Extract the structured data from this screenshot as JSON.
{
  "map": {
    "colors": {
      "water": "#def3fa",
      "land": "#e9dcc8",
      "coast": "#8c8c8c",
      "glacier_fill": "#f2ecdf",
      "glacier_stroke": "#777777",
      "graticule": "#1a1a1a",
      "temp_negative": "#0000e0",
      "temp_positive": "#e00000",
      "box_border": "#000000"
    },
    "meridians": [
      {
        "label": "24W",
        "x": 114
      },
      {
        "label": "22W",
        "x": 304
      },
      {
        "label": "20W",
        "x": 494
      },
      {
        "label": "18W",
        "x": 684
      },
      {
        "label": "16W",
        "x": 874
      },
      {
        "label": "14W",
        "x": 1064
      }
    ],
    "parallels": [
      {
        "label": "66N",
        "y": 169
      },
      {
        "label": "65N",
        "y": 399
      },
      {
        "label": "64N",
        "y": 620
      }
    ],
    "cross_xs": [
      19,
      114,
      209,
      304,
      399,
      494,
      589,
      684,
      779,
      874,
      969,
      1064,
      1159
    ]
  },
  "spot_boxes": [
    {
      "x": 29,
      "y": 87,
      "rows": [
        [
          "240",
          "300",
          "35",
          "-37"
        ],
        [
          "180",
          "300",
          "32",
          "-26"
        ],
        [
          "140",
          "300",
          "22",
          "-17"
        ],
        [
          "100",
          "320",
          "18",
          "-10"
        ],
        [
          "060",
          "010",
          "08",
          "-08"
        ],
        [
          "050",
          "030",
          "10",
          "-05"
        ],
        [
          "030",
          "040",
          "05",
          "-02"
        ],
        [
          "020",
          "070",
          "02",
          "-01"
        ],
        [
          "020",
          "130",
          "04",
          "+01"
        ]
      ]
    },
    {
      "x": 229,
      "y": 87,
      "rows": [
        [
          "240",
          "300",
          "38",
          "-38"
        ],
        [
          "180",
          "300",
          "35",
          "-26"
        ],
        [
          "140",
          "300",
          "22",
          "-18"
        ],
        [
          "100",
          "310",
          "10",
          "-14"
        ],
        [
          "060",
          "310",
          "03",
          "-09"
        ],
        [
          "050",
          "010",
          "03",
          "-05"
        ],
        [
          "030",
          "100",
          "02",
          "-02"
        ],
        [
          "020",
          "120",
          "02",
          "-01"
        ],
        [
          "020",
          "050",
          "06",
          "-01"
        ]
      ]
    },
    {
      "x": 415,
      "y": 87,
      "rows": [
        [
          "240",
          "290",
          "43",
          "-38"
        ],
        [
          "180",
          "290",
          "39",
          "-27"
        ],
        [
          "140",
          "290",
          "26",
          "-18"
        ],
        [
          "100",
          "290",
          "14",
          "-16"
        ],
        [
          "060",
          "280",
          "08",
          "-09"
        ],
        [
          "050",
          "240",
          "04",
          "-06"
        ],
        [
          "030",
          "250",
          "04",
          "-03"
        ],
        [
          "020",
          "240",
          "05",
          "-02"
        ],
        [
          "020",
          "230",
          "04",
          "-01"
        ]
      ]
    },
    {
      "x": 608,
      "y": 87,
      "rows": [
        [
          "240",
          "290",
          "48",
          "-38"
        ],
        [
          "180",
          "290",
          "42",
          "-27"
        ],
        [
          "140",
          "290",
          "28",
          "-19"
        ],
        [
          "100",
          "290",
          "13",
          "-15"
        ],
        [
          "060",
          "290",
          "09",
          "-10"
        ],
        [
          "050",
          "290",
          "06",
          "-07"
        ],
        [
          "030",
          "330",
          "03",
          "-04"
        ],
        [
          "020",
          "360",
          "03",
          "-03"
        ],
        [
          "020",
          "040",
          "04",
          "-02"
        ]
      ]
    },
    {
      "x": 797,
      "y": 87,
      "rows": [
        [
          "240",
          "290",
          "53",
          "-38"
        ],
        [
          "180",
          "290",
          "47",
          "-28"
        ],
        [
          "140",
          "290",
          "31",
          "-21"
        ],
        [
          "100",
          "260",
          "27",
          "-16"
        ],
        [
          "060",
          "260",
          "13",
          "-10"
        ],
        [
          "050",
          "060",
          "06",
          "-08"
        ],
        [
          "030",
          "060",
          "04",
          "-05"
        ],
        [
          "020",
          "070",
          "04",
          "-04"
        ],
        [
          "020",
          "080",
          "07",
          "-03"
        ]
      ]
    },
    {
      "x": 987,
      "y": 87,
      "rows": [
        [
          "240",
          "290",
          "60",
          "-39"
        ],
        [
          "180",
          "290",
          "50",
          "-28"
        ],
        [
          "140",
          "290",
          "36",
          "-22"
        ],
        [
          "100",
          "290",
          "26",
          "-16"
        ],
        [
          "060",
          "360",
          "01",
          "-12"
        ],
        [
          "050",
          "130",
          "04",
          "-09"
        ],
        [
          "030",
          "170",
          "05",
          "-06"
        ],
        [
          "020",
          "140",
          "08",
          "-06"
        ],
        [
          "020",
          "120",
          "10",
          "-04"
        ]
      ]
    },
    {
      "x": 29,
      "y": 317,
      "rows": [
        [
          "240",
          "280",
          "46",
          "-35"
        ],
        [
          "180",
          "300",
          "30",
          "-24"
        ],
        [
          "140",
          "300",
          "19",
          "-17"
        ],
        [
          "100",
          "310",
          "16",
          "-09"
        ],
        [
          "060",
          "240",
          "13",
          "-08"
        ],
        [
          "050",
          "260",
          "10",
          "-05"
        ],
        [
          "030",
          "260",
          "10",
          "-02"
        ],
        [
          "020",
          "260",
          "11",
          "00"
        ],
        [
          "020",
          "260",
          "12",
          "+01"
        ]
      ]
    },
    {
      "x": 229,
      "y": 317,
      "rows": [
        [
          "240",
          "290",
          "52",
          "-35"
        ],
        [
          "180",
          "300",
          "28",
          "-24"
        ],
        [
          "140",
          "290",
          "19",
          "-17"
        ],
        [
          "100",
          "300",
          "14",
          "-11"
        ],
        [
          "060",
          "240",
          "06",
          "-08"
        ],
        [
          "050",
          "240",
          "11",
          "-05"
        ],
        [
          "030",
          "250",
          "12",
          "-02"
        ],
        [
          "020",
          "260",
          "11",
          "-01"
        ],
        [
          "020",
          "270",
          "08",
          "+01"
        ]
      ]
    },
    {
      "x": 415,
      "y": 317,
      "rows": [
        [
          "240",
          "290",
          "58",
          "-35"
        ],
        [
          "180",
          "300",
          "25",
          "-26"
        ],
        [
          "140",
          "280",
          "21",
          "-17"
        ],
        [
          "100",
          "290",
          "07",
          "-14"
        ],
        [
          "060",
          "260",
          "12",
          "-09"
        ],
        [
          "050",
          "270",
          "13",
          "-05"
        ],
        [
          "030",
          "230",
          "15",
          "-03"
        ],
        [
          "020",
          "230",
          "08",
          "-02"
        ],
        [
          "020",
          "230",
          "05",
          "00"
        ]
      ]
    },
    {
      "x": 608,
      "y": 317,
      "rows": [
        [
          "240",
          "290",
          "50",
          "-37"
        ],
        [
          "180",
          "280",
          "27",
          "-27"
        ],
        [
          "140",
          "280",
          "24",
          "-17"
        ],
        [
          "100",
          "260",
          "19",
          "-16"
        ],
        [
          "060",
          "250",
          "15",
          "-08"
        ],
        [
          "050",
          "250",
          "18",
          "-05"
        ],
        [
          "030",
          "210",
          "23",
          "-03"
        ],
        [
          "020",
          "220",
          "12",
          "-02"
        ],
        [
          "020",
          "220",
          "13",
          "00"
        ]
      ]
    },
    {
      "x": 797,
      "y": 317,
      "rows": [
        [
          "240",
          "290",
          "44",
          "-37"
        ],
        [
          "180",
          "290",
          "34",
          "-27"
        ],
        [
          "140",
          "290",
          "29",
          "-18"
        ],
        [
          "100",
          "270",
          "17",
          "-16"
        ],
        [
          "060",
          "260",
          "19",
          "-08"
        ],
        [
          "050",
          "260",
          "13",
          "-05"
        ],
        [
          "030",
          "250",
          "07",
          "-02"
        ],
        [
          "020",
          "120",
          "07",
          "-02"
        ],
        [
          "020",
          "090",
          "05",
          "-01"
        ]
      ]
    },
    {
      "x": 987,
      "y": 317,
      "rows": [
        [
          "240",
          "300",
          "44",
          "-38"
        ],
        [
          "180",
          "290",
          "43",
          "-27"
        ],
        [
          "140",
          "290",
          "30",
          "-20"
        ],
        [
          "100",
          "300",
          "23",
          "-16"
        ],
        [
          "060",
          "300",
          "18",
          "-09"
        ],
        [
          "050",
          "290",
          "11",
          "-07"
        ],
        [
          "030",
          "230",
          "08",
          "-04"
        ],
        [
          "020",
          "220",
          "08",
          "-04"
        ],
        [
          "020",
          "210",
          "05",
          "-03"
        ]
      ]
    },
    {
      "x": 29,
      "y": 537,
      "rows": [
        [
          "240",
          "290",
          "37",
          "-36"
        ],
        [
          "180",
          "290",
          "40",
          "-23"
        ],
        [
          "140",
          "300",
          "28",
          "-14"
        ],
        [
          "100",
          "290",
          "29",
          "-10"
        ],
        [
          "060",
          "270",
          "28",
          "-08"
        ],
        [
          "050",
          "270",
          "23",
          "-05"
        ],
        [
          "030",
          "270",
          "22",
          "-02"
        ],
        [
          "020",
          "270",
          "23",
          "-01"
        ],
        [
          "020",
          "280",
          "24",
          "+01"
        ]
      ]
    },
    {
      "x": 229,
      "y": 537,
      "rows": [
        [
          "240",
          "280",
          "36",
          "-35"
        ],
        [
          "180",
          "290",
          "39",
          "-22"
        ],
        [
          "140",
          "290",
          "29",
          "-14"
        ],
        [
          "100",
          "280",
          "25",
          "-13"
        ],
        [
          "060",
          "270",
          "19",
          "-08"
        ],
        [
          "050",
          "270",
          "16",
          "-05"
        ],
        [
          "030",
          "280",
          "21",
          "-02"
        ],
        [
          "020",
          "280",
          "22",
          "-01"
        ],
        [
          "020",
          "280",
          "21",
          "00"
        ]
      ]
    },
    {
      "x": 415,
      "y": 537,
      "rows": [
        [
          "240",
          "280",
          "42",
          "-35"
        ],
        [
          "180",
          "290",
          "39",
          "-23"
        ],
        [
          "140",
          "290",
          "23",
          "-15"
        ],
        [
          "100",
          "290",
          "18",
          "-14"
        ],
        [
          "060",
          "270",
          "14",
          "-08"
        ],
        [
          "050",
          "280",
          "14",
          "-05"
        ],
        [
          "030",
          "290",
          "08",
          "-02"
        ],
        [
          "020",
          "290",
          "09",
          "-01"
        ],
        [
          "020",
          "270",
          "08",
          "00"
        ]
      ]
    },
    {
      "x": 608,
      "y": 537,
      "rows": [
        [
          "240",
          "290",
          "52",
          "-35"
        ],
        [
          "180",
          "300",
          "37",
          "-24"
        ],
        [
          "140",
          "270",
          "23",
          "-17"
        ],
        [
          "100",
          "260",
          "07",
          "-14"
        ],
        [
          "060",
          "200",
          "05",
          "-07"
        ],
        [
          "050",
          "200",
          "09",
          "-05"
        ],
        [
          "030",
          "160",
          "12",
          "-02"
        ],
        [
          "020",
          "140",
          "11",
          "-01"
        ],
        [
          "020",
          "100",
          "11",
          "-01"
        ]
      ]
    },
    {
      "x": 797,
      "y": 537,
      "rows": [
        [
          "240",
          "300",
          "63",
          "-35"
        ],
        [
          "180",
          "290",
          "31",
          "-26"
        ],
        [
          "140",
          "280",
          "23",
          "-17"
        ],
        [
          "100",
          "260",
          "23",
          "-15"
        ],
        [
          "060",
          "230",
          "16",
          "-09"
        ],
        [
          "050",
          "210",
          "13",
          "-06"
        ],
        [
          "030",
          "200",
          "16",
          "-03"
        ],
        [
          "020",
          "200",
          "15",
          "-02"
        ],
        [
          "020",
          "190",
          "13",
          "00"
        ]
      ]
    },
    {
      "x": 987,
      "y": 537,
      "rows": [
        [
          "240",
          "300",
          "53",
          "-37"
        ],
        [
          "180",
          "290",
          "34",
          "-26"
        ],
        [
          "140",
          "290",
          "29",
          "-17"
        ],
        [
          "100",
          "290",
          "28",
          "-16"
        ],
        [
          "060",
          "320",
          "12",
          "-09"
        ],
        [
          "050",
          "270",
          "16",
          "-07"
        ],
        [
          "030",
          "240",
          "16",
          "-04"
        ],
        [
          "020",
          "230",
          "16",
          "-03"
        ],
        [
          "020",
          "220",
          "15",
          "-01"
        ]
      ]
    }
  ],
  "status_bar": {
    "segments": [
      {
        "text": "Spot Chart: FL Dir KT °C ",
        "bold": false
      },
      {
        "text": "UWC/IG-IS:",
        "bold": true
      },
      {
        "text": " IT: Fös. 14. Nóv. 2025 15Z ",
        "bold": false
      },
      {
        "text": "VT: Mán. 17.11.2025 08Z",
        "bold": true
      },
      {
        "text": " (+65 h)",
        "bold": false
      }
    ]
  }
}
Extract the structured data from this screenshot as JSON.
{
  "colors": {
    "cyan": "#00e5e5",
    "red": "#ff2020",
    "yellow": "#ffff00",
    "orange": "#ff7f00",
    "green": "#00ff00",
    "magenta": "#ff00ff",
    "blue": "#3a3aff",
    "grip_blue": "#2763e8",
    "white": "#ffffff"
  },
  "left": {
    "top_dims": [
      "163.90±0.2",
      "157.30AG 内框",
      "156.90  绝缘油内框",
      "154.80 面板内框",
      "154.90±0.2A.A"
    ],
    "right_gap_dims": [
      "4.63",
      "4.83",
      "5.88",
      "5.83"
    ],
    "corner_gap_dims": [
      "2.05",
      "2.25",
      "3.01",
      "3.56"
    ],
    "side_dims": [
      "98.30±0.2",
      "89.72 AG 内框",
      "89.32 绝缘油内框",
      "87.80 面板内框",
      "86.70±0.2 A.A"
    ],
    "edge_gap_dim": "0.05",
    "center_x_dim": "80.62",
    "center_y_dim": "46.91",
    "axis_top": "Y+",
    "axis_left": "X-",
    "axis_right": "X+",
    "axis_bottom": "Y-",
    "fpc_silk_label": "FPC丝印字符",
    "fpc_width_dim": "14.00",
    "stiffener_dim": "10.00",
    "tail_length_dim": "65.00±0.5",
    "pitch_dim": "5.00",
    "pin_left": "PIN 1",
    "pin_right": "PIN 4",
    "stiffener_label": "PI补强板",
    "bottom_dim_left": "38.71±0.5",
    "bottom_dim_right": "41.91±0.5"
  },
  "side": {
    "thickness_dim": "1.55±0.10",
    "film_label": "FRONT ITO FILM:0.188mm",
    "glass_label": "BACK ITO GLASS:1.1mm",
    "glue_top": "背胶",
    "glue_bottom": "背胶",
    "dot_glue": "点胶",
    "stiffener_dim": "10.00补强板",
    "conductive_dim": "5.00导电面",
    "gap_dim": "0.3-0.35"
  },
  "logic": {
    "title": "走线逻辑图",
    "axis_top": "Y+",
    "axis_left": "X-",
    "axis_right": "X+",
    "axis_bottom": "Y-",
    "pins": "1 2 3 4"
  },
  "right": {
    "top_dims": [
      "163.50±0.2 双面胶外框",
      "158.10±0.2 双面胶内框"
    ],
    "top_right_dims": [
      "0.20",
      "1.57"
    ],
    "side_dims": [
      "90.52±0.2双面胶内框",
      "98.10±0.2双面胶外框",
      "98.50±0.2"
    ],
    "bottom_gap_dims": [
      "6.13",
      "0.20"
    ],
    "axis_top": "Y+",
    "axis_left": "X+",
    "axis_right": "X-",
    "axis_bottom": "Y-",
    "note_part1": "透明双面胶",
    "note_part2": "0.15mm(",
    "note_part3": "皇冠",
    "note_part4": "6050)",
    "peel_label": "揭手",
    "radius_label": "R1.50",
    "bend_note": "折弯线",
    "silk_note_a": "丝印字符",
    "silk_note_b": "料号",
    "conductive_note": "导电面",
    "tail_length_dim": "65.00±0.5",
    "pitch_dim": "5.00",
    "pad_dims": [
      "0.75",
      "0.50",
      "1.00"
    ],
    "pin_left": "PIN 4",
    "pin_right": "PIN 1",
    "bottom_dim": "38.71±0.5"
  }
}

## [Exercise prompt]
Look through the entries above; copy every line holding the string "text".

## [Result for this task]
        "text": "Spot Chart: FL Dir KT °C ",
        "text": "UWC/IG-IS:",
        "text": " IT: Fös. 14. Nóv. 2025 15Z ",
        "text": "VT: Mán. 17.11.2025 08Z",
        "text": " (+65 h)",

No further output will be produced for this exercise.